### Required task
State the number of lines that contain "content", with no other text.

## start Materials provided

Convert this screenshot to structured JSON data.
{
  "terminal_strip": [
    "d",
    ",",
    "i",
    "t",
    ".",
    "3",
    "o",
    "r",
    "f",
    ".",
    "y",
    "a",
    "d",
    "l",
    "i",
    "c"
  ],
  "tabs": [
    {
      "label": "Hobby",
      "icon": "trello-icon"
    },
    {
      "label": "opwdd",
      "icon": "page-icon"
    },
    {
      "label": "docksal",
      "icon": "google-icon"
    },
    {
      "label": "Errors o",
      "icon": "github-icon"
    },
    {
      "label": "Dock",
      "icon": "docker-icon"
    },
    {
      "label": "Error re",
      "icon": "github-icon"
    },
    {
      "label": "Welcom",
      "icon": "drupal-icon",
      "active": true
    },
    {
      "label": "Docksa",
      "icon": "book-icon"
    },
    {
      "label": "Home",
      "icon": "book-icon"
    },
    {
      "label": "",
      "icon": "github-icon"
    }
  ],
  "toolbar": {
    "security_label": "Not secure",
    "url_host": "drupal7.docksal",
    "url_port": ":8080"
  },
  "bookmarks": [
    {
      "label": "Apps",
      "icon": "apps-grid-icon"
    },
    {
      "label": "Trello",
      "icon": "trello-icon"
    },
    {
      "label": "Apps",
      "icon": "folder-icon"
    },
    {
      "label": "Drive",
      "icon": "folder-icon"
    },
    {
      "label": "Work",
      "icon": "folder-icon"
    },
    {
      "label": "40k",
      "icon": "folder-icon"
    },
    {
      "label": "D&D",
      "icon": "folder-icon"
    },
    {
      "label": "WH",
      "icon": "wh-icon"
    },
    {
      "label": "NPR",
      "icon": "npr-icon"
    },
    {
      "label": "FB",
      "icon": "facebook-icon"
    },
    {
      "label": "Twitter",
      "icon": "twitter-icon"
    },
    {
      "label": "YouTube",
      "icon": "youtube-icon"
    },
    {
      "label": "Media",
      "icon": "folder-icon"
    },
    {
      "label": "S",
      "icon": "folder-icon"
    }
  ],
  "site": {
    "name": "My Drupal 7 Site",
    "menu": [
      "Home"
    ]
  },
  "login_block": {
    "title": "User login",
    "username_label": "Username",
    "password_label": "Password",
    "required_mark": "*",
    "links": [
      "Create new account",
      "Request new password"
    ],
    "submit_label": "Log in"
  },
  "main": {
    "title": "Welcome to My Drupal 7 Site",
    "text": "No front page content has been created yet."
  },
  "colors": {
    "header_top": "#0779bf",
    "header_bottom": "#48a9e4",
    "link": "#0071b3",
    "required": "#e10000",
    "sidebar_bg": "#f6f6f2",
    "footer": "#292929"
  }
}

## end Materials provided
## start Materials provided

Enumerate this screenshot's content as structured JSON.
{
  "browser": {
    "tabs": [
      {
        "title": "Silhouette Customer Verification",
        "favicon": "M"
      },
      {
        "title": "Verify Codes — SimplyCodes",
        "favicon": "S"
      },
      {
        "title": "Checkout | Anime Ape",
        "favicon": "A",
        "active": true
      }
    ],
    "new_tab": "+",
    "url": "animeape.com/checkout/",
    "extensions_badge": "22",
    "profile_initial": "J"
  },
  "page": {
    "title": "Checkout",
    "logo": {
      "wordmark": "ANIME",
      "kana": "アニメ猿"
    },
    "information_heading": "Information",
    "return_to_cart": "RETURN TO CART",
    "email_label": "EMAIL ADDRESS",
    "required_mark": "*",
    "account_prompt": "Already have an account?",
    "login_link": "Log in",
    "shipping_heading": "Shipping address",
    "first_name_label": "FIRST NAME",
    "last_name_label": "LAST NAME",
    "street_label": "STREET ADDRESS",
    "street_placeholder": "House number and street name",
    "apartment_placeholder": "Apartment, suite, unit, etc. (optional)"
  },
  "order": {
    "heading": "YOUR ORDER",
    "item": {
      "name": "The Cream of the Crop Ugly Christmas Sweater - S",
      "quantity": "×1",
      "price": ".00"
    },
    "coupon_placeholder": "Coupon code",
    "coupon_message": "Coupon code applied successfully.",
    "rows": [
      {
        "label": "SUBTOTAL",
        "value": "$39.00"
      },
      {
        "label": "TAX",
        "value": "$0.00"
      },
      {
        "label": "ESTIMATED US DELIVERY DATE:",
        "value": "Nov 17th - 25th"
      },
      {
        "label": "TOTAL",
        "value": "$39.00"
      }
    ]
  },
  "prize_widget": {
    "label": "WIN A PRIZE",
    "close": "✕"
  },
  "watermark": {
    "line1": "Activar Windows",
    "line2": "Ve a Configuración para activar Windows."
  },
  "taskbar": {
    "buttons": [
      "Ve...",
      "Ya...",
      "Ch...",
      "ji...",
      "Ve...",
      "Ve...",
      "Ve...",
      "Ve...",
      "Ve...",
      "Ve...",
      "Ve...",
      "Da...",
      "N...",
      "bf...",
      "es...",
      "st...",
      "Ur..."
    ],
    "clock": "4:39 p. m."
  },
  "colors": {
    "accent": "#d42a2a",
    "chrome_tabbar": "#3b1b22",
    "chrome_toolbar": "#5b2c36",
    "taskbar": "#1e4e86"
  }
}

## end Materials provided
## start Materials provided

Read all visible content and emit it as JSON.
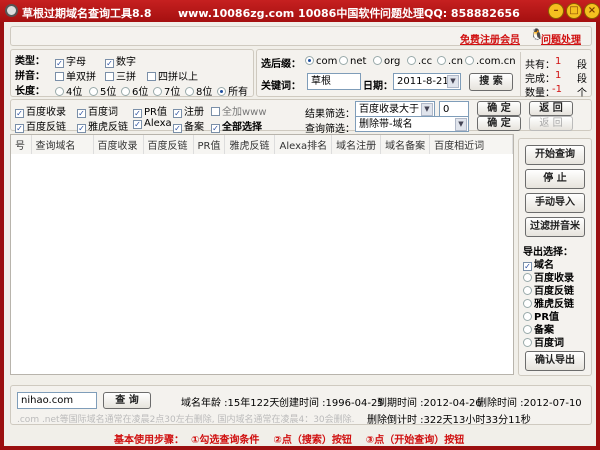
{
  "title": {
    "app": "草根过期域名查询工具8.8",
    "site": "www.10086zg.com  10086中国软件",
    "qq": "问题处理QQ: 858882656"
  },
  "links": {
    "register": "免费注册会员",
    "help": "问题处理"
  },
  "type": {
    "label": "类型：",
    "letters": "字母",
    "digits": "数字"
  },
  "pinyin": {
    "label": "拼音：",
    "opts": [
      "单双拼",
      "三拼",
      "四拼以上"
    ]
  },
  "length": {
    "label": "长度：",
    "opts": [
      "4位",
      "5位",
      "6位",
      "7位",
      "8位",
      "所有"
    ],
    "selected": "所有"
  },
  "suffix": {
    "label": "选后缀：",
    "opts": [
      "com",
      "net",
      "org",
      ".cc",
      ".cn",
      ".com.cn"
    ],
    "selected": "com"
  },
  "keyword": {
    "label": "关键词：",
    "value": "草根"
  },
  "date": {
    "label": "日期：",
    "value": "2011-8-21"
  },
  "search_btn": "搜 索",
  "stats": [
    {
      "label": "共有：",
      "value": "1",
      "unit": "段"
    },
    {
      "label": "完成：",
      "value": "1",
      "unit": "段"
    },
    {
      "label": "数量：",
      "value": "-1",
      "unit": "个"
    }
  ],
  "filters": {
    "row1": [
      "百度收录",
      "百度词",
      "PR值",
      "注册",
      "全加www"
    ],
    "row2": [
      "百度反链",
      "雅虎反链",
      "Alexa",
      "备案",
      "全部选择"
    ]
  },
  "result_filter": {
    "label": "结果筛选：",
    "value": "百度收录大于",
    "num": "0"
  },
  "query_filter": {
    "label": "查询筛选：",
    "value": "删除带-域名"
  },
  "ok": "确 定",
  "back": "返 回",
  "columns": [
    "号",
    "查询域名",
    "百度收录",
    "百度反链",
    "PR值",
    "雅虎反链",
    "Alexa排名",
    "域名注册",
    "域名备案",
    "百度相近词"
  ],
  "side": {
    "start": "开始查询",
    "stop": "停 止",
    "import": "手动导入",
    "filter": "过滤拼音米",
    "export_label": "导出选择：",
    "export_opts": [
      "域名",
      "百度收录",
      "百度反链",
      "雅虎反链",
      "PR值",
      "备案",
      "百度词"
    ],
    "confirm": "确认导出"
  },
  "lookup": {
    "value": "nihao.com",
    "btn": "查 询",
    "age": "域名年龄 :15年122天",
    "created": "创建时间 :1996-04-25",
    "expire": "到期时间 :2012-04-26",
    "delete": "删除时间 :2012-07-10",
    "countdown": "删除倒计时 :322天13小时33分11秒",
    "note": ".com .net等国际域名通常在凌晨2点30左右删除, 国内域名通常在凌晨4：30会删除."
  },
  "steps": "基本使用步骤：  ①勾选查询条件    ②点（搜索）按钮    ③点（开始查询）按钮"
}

## end Materials provided

### Right answer
3